***** QUOTED PASSAGE

Like Ali (the cousin of the Prophet Muhammad and 4rd Caliph) said, “You think you are a small entity, but within you is enfolded the entire Universe”. When I comprehend that I am both the micro and the macro, when my heart rests in that truth, I know I am truly present and alive. It is that truth that allows me to feel the pain of another. to feel the pain and cries of the Earth and what we have done to it.

Father Richard was born to German, Catholic parents and so he is Catholic. And I was born to Syrian Muslim parents, and so I am Muslim. Are these differences meaningful? I truly feel that we are humans with morphic fields for souls that intermingle and interconnect always. It it our minds that grapple with our essence and our interconnectedness. That first evening of the retreat, my questions were quieted when my heart opened and I became present to the others around me - when I opened myself to more than myself. Contemplative practice makes this a way of life instead of just moments of connection and minor enlightenment.

The inability to see the face of God in another or even in your enemy is what keeps us divided and is a major contributing factor for the existence of groups like Daesh (/ISIS, but please let’s stop using this ludicrous name for them.) I cannot unpack all of what happened at this retreat, but it should suffice to say that it was mind bending and heart opening to be a Muslim sitting in a room with devout Christians, drinking from the same well of wisdom.

**********
***** SOURCE MATERIAL

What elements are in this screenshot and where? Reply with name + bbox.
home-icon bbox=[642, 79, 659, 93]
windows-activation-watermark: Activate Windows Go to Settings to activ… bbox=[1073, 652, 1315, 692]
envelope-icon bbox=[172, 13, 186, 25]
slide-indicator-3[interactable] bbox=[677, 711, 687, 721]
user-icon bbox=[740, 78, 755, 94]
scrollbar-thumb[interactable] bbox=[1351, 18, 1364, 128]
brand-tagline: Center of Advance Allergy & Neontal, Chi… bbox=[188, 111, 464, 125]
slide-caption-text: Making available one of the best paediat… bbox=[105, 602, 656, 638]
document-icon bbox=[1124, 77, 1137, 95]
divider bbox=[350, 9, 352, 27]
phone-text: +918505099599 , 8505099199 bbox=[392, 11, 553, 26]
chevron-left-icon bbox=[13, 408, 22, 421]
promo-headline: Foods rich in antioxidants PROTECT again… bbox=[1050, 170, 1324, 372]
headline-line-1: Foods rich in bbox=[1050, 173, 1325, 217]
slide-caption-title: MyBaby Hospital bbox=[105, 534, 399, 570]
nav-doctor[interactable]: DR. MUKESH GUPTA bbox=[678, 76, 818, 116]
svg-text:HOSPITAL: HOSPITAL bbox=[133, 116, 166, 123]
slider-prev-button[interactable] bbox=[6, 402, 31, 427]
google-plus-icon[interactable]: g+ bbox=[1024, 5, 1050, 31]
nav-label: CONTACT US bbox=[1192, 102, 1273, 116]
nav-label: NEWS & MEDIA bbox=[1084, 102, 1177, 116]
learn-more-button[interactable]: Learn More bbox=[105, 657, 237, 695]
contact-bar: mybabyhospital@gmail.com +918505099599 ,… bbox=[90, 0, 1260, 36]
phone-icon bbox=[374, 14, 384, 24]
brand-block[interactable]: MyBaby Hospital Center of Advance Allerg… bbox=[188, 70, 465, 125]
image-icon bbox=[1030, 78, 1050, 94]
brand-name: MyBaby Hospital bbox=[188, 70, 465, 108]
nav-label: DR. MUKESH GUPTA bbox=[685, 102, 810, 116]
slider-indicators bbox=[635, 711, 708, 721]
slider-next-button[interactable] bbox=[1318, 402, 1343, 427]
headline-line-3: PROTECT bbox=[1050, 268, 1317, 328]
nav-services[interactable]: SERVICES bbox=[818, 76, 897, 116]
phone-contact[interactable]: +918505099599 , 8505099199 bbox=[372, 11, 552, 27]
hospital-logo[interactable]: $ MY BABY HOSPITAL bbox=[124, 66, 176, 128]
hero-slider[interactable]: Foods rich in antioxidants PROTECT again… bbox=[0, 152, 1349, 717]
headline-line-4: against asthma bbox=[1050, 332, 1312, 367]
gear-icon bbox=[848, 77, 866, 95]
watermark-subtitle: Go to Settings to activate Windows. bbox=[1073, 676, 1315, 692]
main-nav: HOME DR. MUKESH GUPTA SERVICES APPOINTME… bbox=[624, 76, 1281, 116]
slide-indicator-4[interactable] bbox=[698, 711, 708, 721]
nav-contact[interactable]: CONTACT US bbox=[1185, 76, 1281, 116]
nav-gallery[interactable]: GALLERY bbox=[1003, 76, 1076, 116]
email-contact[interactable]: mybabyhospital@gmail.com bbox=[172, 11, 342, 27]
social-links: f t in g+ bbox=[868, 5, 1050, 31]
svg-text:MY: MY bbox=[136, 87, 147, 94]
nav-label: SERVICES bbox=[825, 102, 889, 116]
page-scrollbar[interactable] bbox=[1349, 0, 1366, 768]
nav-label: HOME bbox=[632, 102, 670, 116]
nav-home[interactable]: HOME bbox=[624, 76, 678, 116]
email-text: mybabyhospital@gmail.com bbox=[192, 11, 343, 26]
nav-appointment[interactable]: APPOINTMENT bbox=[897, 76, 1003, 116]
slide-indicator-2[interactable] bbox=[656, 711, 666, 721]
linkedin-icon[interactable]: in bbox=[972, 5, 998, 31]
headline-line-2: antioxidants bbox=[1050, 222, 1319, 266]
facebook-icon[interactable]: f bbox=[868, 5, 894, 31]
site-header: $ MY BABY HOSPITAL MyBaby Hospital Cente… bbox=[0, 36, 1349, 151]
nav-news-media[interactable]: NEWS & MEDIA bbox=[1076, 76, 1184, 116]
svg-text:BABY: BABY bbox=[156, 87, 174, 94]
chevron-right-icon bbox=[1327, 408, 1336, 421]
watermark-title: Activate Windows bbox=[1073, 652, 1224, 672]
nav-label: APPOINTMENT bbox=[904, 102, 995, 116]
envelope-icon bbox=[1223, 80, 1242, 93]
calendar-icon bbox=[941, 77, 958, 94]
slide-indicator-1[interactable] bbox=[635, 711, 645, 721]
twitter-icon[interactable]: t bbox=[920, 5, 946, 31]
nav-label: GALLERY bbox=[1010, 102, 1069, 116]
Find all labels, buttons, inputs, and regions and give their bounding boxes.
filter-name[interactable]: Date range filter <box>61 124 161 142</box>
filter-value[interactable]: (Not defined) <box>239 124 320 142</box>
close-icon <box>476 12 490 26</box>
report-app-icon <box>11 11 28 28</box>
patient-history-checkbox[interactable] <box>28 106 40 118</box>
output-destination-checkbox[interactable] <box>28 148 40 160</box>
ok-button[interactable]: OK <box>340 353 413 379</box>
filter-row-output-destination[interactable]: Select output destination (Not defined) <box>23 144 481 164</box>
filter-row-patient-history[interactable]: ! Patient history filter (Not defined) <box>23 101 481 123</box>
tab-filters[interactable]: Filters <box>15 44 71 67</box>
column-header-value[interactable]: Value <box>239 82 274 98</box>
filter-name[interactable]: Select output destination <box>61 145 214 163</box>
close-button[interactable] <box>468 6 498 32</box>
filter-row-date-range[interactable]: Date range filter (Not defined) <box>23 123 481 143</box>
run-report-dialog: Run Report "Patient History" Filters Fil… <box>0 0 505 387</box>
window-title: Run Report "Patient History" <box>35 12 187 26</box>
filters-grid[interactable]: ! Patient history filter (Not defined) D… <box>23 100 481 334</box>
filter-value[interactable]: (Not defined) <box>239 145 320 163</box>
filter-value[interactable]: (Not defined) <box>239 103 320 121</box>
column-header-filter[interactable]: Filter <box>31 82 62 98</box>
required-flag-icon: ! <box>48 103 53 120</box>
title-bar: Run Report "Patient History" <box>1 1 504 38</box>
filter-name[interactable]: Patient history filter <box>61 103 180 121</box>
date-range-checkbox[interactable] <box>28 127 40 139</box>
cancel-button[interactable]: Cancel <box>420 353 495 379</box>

**********

→ **TASKS TO CARRY OUT**
A) In the retreat passage, to what parents was Father Richard born?
B) Extract the rows word for word, starting with the first line of the rows and going on through the line that contains "scrollbar-thumb[interactable] bbox=[1351, 18, 1364, 128]".

→ **EXERCISE SOLUTIONS**
A) He was born to German, Catholic parents.

B)
What elements are in this screenshot and where? Reply with name + bbox.
home-icon bbox=[642, 79, 659, 93]
windows-activation-watermark: Activate Windows Go to Settings to activ… bbox=[1073, 652, 1315, 692]
envelope-icon bbox=[172, 13, 186, 25]
slide-indicator-3[interactable] bbox=[677, 711, 687, 721]
user-icon bbox=[740, 78, 755, 94]
scrollbar-thumb[interactable] bbox=[1351, 18, 1364, 128]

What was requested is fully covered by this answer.